■ **Data shown**:
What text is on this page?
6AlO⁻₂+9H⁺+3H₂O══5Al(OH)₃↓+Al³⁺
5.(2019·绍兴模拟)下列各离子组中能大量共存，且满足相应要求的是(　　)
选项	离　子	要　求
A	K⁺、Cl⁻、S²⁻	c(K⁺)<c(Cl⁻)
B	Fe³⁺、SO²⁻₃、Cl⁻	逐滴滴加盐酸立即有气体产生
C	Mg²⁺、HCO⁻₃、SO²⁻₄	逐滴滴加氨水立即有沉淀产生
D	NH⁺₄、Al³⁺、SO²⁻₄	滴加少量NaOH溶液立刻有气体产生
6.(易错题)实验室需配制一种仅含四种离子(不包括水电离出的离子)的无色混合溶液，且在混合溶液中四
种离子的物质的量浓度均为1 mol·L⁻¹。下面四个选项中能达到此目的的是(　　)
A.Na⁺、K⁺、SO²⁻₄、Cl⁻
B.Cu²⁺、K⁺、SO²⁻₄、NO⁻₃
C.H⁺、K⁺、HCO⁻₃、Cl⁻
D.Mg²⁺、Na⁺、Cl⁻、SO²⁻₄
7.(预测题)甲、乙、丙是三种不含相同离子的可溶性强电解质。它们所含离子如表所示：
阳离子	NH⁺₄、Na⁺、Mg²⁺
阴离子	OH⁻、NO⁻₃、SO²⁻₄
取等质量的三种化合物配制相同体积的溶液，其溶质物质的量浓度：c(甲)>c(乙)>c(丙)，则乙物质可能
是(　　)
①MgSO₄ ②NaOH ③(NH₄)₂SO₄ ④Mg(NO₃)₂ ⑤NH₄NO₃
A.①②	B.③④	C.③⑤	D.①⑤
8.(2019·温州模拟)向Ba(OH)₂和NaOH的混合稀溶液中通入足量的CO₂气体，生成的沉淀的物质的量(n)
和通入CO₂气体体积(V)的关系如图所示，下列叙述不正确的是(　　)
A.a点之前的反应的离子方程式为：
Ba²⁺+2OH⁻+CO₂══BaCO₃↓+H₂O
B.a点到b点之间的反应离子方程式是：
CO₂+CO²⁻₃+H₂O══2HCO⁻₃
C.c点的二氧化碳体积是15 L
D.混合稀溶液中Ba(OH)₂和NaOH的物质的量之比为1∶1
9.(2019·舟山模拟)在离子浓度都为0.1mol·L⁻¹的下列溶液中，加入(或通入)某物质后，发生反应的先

■ **Brief**:
The records above should be restated word for word, please.

■ **Result below**:
What text is on this page?
6AlO⁻₂+9H⁺+3H₂O══5Al(OH)₃↓+Al³⁺
5.(2019·绍兴模拟)下列各离子组中能大量共存，且满足相应要求的是(　　)
选项	离　子	要　求
A	K⁺、Cl⁻、S²⁻	c(K⁺)<c(Cl⁻)
B	Fe³⁺、SO²⁻₃、Cl⁻	逐滴滴加盐酸立即有气体产生
C	Mg²⁺、HCO⁻₃、SO²⁻₄	逐滴滴加氨水立即有沉淀产生
D	NH⁺₄、Al³⁺、SO²⁻₄	滴加少量NaOH溶液立刻有气体产生
6.(易错题)实验室需配制一种仅含四种离子(不包括水电离出的离子)的无色混合溶液，且在混合溶液中四
种离子的物质的量浓度均为1 mol·L⁻¹。下面四个选项中能达到此目的的是(　　)
A.Na⁺、K⁺、SO²⁻₄、Cl⁻
B.Cu²⁺、K⁺、SO²⁻₄、NO⁻₃
C.H⁺、K⁺、HCO⁻₃、Cl⁻
D.Mg²⁺、Na⁺、Cl⁻、SO²⁻₄
7.(预测题)甲、乙、丙是三种不含相同离子的可溶性强电解质。它们所含离子如表所示：
阳离子	NH⁺₄、Na⁺、Mg²⁺
阴离子	OH⁻、NO⁻₃、SO²⁻₄
取等质量的三种化合物配制相同体积的溶液，其溶质物质的量浓度：c(甲)>c(乙)>c(丙)，则乙物质可能
是(　　)
①MgSO₄ ②NaOH ③(NH₄)₂SO₄ ④Mg(NO₃)₂ ⑤NH₄NO₃
A.①②	B.③④	C.③⑤	D.①⑤
8.(2019·温州模拟)向Ba(OH)₂和NaOH的混合稀溶液中通入足量的CO₂气体，生成的沉淀的物质的量(n)
和通入CO₂气体体积(V)的关系如图所示，下列叙述不正确的是(　　)
A.a点之前的反应的离子方程式为：
Ba²⁺+2OH⁻+CO₂══BaCO₃↓+H₂O
B.a点到b点之间的反应离子方程式是：
CO₂+CO²⁻₃+H₂O══2HCO⁻₃
C.c点的二氧化碳体积是15 L
D.混合稀溶液中Ba(OH)₂和NaOH的物质的量之比为1∶1
9.(2019·舟山模拟)在离子浓度都为0.1mol·L⁻¹的下列溶液中，加入(或通入)某物质后，发生反应的先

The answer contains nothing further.